[Start]

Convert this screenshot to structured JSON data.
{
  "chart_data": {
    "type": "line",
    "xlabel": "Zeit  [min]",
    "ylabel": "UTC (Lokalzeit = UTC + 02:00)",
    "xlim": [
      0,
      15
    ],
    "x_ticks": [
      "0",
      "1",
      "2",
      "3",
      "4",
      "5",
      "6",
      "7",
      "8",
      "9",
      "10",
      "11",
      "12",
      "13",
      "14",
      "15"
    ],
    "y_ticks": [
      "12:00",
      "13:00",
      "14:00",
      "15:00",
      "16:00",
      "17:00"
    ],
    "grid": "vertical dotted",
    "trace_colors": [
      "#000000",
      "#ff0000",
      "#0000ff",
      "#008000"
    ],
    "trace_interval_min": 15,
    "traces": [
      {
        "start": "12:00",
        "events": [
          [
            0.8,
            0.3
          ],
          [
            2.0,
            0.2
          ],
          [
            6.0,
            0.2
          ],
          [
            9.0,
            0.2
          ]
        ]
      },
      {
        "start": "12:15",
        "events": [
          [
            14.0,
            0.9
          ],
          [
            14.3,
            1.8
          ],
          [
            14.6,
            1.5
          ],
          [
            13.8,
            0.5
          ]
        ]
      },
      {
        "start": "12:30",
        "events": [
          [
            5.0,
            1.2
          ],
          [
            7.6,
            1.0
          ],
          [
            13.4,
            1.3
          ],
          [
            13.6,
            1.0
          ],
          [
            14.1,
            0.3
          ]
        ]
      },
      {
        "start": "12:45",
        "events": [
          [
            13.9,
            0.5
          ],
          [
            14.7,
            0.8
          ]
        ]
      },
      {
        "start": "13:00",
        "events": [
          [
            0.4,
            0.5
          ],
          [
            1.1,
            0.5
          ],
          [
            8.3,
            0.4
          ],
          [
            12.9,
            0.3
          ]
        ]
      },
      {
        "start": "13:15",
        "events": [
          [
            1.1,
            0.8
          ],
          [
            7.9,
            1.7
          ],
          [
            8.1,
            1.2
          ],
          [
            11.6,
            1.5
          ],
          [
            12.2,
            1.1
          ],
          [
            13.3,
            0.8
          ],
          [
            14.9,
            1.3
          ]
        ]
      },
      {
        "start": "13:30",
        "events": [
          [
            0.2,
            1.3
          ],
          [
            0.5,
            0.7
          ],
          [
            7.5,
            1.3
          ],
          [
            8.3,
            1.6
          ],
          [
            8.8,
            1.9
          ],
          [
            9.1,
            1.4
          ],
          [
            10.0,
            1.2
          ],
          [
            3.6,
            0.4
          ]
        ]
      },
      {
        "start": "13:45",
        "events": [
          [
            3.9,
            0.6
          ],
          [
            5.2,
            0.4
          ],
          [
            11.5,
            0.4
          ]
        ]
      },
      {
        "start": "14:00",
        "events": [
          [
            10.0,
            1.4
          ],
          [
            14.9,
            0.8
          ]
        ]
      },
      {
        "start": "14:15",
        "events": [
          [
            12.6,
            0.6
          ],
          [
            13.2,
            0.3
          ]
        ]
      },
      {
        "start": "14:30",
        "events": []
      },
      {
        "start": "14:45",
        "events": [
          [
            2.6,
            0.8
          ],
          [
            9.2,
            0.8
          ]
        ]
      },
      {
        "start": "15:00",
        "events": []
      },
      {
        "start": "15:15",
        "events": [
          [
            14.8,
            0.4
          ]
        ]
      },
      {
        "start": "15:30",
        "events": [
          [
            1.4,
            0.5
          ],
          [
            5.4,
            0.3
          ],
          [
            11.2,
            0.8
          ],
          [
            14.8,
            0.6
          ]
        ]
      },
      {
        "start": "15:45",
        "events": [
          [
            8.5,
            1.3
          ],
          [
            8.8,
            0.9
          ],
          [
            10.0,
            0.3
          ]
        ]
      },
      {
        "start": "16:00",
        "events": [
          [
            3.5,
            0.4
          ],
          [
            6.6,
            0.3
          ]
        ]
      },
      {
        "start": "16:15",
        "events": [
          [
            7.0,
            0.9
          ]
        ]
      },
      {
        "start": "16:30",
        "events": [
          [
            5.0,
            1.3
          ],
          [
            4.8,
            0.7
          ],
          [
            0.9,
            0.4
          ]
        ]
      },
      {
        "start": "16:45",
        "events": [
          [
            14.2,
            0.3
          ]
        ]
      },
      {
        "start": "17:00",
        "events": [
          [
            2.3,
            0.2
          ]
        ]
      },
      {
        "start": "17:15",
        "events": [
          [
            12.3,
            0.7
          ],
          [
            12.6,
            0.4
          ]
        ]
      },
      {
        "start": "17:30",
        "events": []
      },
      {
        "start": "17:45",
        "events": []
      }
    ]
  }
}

[End]

Given exercise: Write down all the entries again without a single difference.

Exercise response:
Convert this screenshot to structured JSON data.
{
  "chart_data": {
    "type": "line",
    "xlabel": "Zeit  [min]",
    "ylabel": "UTC (Lokalzeit = UTC + 02:00)",
    "xlim": [
      0,
      15
    ],
    "x_ticks": [
      "0",
      "1",
      "2",
      "3",
      "4",
      "5",
      "6",
      "7",
      "8",
      "9",
      "10",
      "11",
      "12",
      "13",
      "14",
      "15"
    ],
    "y_ticks": [
      "12:00",
      "13:00",
      "14:00",
      "15:00",
      "16:00",
      "17:00"
    ],
    "grid": "vertical dotted",
    "trace_colors": [
      "#000000",
      "#ff0000",
      "#0000ff",
      "#008000"
    ],
    "trace_interval_min": 15,
    "traces": [
      {
        "start": "12:00",
        "events": [
          [
            0.8,
            0.3
          ],
          [
            2.0,
            0.2
          ],
          [
            6.0,
            0.2
          ],
          [
            9.0,
            0.2
          ]
        ]
      },
      {
        "start": "12:15",
        "events": [
          [
            14.0,
            0.9
          ],
          [
            14.3,
            1.8
          ],
          [
            14.6,
            1.5
          ],
          [
            13.8,
            0.5
          ]
        ]
      },
      {
        "start": "12:30",
        "events": [
          [
            5.0,
            1.2
          ],
          [
            7.6,
            1.0
          ],
          [
            13.4,
            1.3
          ],
          [
            13.6,
            1.0
          ],
          [
            14.1,
            0.3
          ]
        ]
      },
      {
        "start": "12:45",
        "events": [
          [
            13.9,
            0.5
          ],
          [
            14.7,
            0.8
          ]
        ]
      },
      {
        "start": "13:00",
        "events": [
          [
            0.4,
            0.5
          ],
          [
            1.1,
            0.5
          ],
          [
            8.3,
            0.4
          ],
          [
            12.9,
            0.3
          ]
        ]
      },
      {
        "start": "13:15",
        "events": [
          [
            1.1,
            0.8
          ],
          [
            7.9,
            1.7
          ],
          [
            8.1,
            1.2
          ],
          [
            11.6,
            1.5
          ],
          [
            12.2,
            1.1
          ],
          [
            13.3,
            0.8
          ],
          [
            14.9,
            1.3
          ]
        ]
      },
      {
        "start": "13:30",
        "events": [
          [
            0.2,
            1.3
          ],
          [
            0.5,
            0.7
          ],
          [
            7.5,
            1.3
          ],
          [
            8.3,
            1.6
          ],
          [
            8.8,
            1.9
          ],
          [
            9.1,
            1.4
          ],
          [
            10.0,
            1.2
          ],
          [
            3.6,
            0.4
          ]
        ]
      },
      {
        "start": "13:45",
        "events": [
          [
            3.9,
            0.6
          ],
          [
            5.2,
            0.4
          ],
          [
            11.5,
            0.4
          ]
        ]
      },
      {
        "start": "14:00",
        "events": [
          [
            10.0,
            1.4
          ],
          [
            14.9,
            0.8
          ]
        ]
      },
      {
        "start": "14:15",
        "events": [
          [
            12.6,
            0.6
          ],
          [
            13.2,
            0.3
          ]
        ]
      },
      {
        "start": "14:30",
        "events": []
      },
      {
        "start": "14:45",
        "events": [
          [
            2.6,
            0.8
          ],
          [
            9.2,
            0.8
          ]
        ]
      },
      {
        "start": "15:00",
        "events": []
      },
      {
        "start": "15:15",
        "events": [
          [
            14.8,
            0.4
          ]
        ]
      },
      {
        "start": "15:30",
        "events": [
          [
            1.4,
            0.5
          ],
          [
            5.4,
            0.3
          ],
          [
            11.2,
            0.8
          ],
          [
            14.8,
            0.6
          ]
        ]
      },
      {
        "start": "15:45",
        "events": [
          [
            8.5,
            1.3
          ],
          [
            8.8,
            0.9
          ],
          [
            10.0,
            0.3
          ]
        ]
      },
      {
        "start": "16:00",
        "events": [
          [
            3.5,
            0.4
          ],
          [
            6.6,
            0.3
          ]
        ]
      },
      {
        "start": "16:15",
        "events": [
          [
            7.0,
            0.9
          ]
        ]
      },
      {
        "start": "16:30",
        "events": [
          [
            5.0,
            1.3
          ],
          [
            4.8,
            0.7
          ],
          [
            0.9,
            0.4
          ]
        ]
      },
      {
        "start": "16:45",
        "events": [
          [
            14.2,
            0.3
          ]
        ]
      },
      {
        "start": "17:00",
        "events": [
          [
            2.3,
            0.2
          ]
        ]
      },
      {
        "start": "17:15",
        "events": [
          [
            12.3,
            0.7
          ],
          [
            12.6,
            0.4
          ]
        ]
      },
      {
        "start": "17:30",
        "events": []
      },
      {
        "start": "17:45",
        "events": []
      }
    ]
  }
}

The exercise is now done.